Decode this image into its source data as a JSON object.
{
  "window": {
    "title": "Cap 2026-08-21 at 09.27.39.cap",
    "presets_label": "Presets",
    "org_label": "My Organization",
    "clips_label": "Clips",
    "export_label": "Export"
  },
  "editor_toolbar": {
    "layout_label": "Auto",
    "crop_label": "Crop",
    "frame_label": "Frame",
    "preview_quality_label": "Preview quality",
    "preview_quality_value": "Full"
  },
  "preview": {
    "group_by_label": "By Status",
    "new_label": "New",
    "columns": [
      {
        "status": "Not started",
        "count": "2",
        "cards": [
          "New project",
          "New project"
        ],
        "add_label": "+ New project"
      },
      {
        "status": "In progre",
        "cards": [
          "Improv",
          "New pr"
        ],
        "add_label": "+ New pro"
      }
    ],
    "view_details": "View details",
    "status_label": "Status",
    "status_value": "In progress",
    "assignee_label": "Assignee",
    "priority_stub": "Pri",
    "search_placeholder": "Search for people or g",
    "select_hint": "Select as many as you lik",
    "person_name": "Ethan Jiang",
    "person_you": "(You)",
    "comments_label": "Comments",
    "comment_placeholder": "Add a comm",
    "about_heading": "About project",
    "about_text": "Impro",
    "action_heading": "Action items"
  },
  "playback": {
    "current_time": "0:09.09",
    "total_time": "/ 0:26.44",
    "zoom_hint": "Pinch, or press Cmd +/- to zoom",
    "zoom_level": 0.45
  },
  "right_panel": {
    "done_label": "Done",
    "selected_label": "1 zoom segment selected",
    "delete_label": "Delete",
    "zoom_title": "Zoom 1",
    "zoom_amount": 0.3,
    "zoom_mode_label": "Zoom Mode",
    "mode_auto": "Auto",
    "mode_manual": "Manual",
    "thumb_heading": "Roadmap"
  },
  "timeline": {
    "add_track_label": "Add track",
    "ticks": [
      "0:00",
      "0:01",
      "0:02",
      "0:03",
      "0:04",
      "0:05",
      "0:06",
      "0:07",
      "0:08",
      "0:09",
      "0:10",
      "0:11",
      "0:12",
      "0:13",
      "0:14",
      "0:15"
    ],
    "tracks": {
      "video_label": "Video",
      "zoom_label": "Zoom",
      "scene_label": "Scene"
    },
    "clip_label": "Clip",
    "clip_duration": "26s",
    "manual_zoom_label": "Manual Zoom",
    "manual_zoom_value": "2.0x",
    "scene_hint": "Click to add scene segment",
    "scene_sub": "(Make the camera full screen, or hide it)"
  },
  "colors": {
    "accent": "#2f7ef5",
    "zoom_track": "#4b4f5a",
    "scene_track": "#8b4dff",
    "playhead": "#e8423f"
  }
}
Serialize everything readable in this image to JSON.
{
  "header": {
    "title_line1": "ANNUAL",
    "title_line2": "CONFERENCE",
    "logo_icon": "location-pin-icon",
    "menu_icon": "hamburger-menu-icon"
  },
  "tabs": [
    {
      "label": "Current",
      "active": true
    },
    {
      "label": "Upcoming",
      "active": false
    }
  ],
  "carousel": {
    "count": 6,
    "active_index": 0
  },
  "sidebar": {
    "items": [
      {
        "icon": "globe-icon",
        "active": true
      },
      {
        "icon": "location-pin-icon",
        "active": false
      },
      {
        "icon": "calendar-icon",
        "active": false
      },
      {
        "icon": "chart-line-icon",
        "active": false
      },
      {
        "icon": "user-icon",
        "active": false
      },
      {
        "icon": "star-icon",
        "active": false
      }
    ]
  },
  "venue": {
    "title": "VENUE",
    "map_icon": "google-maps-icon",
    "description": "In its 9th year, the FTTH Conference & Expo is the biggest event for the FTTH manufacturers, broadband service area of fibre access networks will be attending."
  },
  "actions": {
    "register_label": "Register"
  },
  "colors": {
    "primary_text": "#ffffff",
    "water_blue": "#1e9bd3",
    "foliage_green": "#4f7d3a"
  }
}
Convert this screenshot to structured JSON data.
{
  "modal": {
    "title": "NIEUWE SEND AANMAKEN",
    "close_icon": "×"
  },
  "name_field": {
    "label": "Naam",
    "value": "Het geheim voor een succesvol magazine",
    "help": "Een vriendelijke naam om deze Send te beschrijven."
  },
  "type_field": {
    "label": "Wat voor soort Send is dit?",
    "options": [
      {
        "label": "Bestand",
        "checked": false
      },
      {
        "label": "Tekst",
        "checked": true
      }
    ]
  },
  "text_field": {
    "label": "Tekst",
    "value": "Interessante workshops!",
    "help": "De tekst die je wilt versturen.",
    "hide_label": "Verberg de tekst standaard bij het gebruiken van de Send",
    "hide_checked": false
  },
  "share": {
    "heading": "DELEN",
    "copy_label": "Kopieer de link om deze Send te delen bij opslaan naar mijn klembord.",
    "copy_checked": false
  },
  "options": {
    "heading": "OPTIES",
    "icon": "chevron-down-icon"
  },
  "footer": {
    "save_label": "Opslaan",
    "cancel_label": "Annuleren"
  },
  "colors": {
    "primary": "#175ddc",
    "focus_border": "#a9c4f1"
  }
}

# # # # # # #

**Exercise description:** Exactly as shown above, return every record.

**The reply:**
Decode this image into its source data as a JSON object.
{
  "window": {
    "title": "Cap 2026-08-21 at 09.27.39.cap",
    "presets_label": "Presets",
    "org_label": "My Organization",
    "clips_label": "Clips",
    "export_label": "Export"
  },
  "editor_toolbar": {
    "layout_label": "Auto",
    "crop_label": "Crop",
    "frame_label": "Frame",
    "preview_quality_label": "Preview quality",
    "preview_quality_value": "Full"
  },
  "preview": {
    "group_by_label": "By Status",
    "new_label": "New",
    "columns": [
      {
        "status": "Not started",
        "count": "2",
        "cards": [
          "New project",
          "New project"
        ],
        "add_label": "+ New project"
      },
      {
        "status": "In progre",
        "cards": [
          "Improv",
          "New pr"
        ],
        "add_label": "+ New pro"
      }
    ],
    "view_details": "View details",
    "status_label": "Status",
    "status_value": "In progress",
    "assignee_label": "Assignee",
    "priority_stub": "Pri",
    "search_placeholder": "Search for people or g",
    "select_hint": "Select as many as you lik",
    "person_name": "Ethan Jiang",
    "person_you": "(You)",
    "comments_label": "Comments",
    "comment_placeholder": "Add a comm",
    "about_heading": "About project",
    "about_text": "Impro",
    "action_heading": "Action items"
  },
  "playback": {
    "current_time": "0:09.09",
    "total_time": "/ 0:26.44",
    "zoom_hint": "Pinch, or press Cmd +/- to zoom",
    "zoom_level": 0.45
  },
  "right_panel": {
    "done_label": "Done",
    "selected_label": "1 zoom segment selected",
    "delete_label": "Delete",
    "zoom_title": "Zoom 1",
    "zoom_amount": 0.3,
    "zoom_mode_label": "Zoom Mode",
    "mode_auto": "Auto",
    "mode_manual": "Manual",
    "thumb_heading": "Roadmap"
  },
  "timeline": {
    "add_track_label": "Add track",
    "ticks": [
      "0:00",
      "0:01",
      "0:02",
      "0:03",
      "0:04",
      "0:05",
      "0:06",
      "0:07",
      "0:08",
      "0:09",
      "0:10",
      "0:11",
      "0:12",
      "0:13",
      "0:14",
      "0:15"
    ],
    "tracks": {
      "video_label": "Video",
      "zoom_label": "Zoom",
      "scene_label": "Scene"
    },
    "clip_label": "Clip",
    "clip_duration": "26s",
    "manual_zoom_label": "Manual Zoom",
    "manual_zoom_value": "2.0x",
    "scene_hint": "Click to add scene segment",
    "scene_sub": "(Make the camera full screen, or hide it)"
  },
  "colors": {
    "accent": "#2f7ef5",
    "zoom_track": "#4b4f5a",
    "scene_track": "#8b4dff",
    "playhead": "#e8423f"
  }
}
Serialize everything readable in this image to JSON.
{
  "header": {
    "title_line1": "ANNUAL",
    "title_line2": "CONFERENCE",
    "logo_icon": "location-pin-icon",
    "menu_icon": "hamburger-menu-icon"
  },
  "tabs": [
    {
      "label": "Current",
      "active": true
    },
    {
      "label": "Upcoming",
      "active": false
    }
  ],
  "carousel": {
    "count": 6,
    "active_index": 0
  },
  "sidebar": {
    "items": [
      {
        "icon": "globe-icon",
        "active": true
      },
      {
        "icon": "location-pin-icon",
        "active": false
      },
      {
        "icon": "calendar-icon",
        "active": false
      },
      {
        "icon": "chart-line-icon",
        "active": false
      },
      {
        "icon": "user-icon",
        "active": false
      },
      {
        "icon": "star-icon",
        "active": false
      }
    ]
  },
  "venue": {
    "title": "VENUE",
    "map_icon": "google-maps-icon",
    "description": "In its 9th year, the FTTH Conference & Expo is the biggest event for the FTTH manufacturers, broadband service area of fibre access networks will be attending."
  },
  "actions": {
    "register_label": "Register"
  },
  "colors": {
    "primary_text": "#ffffff",
    "water_blue": "#1e9bd3",
    "foliage_green": "#4f7d3a"
  }
}
Convert this screenshot to structured JSON data.
{
  "modal": {
    "title": "NIEUWE SEND AANMAKEN",
    "close_icon": "×"
  },
  "name_field": {
    "label": "Naam",
    "value": "Het geheim voor een succesvol magazine",
    "help": "Een vriendelijke naam om deze Send te beschrijven."
  },
  "type_field": {
    "label": "Wat voor soort Send is dit?",
    "options": [
      {
        "label": "Bestand",
        "checked": false
      },
      {
        "label": "Tekst",
        "checked": true
      }
    ]
  },
  "text_field": {
    "label": "Tekst",
    "value": "Interessante workshops!",
    "help": "De tekst die je wilt versturen.",
    "hide_label": "Verberg de tekst standaard bij het gebruiken van de Send",
    "hide_checked": false
  },
  "share": {
    "heading": "DELEN",
    "copy_label": "Kopieer de link om deze Send te delen bij opslaan naar mijn klembord.",
    "copy_checked": false
  },
  "options": {
    "heading": "OPTIES",
    "icon": "chevron-down-icon"
  },
  "footer": {
    "save_label": "Opslaan",
    "cancel_label": "Annuleren"
  },
  "colors": {
    "primary": "#175ddc",
    "focus_border": "#a9c4f1"
  }
}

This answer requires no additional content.